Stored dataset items
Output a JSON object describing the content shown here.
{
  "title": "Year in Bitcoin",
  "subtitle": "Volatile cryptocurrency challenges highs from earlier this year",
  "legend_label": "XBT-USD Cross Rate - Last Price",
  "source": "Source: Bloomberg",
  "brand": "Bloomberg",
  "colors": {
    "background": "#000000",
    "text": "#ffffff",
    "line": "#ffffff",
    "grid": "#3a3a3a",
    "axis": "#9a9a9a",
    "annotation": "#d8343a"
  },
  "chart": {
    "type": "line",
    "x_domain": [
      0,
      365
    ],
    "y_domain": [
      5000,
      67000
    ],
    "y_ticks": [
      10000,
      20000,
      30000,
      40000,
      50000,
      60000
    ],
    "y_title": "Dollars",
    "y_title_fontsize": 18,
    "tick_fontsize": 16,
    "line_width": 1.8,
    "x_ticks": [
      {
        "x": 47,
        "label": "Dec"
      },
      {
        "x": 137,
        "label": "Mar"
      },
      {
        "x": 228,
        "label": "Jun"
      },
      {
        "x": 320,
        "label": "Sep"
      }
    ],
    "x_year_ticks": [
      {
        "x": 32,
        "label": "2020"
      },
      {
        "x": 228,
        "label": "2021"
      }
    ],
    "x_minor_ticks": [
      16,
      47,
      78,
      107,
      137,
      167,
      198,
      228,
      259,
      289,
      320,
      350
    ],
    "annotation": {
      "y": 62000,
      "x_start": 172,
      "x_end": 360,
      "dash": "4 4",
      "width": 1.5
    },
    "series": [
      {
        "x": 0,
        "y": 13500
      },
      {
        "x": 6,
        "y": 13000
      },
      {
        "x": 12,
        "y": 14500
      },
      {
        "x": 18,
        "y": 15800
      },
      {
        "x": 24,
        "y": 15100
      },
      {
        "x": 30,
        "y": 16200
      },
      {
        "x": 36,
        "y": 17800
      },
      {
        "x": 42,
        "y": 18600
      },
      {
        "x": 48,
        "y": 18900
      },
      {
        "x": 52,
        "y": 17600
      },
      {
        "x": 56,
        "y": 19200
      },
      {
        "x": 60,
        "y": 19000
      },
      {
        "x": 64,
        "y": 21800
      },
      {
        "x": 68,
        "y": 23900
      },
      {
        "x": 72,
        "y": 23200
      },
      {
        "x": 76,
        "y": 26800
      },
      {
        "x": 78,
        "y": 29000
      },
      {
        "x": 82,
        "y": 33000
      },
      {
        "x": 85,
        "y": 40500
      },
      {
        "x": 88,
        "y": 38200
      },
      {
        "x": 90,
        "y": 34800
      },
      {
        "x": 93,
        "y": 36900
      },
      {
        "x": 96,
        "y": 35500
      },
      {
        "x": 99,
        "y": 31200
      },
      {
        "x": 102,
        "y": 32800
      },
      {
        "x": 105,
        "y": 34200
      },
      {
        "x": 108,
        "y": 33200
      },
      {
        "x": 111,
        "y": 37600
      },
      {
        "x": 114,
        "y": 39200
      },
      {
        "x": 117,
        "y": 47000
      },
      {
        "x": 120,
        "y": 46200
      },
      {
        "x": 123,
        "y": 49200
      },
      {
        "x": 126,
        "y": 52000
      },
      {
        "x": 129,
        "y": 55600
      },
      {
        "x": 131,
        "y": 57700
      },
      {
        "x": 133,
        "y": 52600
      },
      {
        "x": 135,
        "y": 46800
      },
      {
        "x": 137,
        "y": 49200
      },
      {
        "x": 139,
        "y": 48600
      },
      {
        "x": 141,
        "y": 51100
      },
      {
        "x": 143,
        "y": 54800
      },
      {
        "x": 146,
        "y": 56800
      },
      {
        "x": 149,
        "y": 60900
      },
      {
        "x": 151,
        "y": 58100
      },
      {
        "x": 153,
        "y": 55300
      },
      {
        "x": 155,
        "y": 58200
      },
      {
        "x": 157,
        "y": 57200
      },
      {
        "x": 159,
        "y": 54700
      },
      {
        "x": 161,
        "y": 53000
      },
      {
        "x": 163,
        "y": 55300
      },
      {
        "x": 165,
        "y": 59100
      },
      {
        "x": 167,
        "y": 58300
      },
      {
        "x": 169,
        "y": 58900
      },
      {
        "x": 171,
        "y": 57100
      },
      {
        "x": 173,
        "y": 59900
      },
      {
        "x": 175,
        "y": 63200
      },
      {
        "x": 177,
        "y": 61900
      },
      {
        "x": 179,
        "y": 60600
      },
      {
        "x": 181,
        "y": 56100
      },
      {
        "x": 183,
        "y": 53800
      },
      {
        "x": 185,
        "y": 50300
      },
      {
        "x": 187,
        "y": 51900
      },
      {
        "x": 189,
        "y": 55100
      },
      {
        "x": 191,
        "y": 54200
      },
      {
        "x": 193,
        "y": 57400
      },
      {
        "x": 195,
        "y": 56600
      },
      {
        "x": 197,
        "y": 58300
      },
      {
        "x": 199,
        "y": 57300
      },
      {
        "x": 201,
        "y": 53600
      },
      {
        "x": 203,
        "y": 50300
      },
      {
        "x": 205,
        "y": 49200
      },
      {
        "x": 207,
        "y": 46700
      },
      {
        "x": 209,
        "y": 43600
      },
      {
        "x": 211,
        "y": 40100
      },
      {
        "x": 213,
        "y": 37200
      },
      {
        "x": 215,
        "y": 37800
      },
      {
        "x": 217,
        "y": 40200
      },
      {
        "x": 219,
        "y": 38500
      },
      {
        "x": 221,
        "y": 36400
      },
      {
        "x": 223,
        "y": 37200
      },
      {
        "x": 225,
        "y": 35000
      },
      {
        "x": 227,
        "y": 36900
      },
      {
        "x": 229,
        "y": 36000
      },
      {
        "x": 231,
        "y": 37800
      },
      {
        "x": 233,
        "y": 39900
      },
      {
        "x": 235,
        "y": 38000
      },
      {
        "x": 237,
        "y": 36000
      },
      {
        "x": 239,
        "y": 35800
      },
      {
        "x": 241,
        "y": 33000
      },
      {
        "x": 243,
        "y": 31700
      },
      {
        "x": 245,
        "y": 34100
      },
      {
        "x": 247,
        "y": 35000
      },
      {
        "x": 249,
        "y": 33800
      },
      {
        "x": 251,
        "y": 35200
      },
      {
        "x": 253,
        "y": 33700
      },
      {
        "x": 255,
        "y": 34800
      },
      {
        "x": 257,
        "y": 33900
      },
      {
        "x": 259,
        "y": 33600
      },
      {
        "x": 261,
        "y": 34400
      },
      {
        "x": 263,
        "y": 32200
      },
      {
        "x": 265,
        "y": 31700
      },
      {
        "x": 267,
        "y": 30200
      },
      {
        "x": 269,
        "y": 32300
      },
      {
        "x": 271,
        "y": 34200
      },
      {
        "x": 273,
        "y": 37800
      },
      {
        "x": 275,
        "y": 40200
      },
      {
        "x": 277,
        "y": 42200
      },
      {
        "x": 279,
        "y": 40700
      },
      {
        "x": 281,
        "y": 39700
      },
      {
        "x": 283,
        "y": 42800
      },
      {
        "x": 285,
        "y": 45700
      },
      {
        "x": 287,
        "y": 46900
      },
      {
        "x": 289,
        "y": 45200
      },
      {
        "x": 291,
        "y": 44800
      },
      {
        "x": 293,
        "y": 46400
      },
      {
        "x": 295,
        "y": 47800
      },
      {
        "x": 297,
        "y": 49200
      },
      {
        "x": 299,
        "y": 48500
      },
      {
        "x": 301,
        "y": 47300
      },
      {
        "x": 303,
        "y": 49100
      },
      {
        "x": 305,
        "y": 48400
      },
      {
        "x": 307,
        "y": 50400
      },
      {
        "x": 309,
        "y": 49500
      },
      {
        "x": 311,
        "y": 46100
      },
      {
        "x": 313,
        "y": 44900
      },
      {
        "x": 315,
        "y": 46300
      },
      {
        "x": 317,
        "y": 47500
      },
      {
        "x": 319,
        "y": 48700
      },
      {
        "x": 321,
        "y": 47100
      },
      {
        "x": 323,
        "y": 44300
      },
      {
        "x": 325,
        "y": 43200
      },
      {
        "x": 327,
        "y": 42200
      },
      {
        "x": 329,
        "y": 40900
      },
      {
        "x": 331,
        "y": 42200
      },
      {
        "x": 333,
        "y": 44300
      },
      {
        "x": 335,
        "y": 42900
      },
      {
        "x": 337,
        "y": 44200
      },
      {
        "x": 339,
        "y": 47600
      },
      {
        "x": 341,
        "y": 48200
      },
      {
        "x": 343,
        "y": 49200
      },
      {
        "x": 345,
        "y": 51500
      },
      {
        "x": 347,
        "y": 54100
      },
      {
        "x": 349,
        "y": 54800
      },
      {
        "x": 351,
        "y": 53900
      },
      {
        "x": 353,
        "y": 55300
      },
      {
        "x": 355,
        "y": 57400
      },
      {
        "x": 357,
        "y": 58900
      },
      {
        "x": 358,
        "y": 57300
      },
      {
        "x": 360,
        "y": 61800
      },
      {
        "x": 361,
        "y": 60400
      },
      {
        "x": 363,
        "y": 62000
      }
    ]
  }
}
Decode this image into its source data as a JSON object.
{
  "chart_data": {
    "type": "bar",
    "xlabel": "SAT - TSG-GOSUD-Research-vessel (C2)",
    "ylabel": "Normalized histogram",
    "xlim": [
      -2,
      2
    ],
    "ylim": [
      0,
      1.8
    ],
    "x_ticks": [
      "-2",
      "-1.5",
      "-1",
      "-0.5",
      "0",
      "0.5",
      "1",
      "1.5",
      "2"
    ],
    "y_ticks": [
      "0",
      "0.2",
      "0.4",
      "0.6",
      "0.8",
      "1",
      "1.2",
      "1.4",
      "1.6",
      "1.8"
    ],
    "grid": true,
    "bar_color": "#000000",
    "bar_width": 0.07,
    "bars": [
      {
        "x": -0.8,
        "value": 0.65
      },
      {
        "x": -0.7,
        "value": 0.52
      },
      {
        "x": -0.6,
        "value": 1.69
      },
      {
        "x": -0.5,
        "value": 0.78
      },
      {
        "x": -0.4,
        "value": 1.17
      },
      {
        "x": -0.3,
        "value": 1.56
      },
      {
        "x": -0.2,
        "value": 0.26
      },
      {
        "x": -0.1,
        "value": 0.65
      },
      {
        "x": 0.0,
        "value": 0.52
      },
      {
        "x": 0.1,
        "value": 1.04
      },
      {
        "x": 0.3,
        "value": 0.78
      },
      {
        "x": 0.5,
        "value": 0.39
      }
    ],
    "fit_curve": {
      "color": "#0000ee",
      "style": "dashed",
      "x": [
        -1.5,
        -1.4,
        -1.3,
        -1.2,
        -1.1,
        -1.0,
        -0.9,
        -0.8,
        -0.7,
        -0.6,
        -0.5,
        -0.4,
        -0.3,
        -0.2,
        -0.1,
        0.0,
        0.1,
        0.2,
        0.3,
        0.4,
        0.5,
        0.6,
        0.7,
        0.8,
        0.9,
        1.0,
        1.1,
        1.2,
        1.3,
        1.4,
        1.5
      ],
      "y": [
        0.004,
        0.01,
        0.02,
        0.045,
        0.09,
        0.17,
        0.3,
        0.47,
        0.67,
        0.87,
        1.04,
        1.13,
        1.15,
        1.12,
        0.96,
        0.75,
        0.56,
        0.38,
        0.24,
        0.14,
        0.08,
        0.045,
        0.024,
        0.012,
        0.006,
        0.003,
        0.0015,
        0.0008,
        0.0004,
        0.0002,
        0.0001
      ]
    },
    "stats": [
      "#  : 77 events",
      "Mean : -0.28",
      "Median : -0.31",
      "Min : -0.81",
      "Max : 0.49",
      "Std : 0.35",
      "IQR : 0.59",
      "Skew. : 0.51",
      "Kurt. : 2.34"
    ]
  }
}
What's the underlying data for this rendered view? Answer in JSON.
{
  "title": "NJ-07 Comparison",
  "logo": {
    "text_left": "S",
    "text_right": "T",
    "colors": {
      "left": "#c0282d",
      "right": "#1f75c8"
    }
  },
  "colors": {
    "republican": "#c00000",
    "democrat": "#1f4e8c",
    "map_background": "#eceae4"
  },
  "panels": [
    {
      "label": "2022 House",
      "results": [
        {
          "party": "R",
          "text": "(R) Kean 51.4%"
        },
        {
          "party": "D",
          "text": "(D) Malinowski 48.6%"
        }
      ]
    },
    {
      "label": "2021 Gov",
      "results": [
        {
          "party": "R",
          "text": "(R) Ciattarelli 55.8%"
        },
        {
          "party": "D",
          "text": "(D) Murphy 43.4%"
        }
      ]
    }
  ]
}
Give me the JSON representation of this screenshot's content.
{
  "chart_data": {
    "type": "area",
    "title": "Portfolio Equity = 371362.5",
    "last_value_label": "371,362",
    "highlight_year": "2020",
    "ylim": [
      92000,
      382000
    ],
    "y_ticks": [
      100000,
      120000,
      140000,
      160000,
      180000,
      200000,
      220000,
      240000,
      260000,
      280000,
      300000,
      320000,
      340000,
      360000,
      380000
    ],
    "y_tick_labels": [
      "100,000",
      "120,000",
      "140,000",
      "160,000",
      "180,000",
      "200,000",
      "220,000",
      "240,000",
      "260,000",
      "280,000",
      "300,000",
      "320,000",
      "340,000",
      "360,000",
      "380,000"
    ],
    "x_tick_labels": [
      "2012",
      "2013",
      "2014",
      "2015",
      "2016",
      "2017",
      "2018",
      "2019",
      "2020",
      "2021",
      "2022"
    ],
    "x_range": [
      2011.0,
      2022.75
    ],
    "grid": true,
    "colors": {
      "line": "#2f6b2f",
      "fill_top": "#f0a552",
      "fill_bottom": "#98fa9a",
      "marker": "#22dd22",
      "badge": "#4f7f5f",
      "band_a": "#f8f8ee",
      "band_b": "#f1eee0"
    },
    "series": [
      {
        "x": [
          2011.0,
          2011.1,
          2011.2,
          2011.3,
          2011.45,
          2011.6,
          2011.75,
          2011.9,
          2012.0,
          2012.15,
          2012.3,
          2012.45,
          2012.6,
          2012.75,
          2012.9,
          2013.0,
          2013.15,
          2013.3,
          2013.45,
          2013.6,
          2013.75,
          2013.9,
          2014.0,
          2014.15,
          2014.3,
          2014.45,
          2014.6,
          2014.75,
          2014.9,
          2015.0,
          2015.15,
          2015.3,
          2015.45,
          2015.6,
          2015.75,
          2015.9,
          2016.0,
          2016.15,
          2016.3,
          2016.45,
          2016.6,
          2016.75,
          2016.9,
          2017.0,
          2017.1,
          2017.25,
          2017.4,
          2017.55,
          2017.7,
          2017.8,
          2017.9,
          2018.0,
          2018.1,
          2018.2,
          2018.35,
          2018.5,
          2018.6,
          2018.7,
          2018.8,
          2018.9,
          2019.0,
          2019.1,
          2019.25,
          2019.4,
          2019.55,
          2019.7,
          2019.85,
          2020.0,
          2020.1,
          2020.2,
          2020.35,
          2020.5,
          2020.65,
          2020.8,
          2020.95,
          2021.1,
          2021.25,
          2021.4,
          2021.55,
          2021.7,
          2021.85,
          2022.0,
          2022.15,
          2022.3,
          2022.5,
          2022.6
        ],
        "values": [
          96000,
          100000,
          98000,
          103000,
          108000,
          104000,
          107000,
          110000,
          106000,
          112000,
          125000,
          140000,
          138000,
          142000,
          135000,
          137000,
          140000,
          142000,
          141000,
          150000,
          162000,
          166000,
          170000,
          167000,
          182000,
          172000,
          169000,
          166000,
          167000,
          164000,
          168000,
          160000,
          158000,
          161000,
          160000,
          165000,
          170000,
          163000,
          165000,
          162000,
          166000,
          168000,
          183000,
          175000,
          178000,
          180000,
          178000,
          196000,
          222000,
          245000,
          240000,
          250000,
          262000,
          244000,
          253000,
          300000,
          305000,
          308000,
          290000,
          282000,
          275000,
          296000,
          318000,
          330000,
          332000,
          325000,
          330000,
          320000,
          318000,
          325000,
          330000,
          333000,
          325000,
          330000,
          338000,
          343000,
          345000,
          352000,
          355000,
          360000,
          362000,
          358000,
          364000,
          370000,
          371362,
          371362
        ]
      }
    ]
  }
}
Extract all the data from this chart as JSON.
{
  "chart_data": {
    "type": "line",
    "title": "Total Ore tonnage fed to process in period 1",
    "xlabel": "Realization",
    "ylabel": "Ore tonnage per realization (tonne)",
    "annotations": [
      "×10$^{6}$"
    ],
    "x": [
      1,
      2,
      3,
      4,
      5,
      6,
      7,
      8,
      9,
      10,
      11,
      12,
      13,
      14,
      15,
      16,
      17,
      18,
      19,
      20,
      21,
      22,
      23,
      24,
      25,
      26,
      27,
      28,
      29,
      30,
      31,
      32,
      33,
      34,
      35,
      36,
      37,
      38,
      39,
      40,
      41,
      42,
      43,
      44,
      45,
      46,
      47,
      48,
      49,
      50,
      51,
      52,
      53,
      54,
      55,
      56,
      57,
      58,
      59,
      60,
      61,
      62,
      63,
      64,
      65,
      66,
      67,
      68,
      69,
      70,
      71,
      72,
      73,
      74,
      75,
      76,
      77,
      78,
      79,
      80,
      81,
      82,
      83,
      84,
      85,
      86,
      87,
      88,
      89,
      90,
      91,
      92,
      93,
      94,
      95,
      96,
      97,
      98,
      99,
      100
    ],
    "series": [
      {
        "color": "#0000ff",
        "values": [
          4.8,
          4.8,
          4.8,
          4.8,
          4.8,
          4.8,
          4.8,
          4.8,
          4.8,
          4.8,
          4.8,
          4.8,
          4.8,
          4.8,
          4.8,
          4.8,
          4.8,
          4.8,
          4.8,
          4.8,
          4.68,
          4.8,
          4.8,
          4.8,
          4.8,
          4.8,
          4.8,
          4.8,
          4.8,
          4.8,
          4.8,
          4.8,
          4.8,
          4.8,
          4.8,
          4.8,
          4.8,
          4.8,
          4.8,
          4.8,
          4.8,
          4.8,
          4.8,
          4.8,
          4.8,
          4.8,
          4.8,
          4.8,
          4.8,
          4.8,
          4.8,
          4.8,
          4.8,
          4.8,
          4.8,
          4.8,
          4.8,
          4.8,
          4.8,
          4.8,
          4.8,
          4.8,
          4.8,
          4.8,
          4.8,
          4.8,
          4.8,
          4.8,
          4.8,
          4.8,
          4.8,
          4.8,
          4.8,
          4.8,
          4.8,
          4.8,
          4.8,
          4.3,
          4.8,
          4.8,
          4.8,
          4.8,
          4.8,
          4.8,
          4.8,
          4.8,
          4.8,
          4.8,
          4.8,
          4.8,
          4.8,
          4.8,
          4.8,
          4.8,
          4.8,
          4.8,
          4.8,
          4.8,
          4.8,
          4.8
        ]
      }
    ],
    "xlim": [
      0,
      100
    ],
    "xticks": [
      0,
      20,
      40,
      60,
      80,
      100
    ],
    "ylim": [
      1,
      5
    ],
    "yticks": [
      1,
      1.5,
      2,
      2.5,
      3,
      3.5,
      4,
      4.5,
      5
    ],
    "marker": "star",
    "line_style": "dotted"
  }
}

§ Exercise directions
Locate all lines in the listing above with the word "source" and copy them.

§ Correct answer
  "source": "Source: Bloomberg",
Decode this image into its source data as a JSON object.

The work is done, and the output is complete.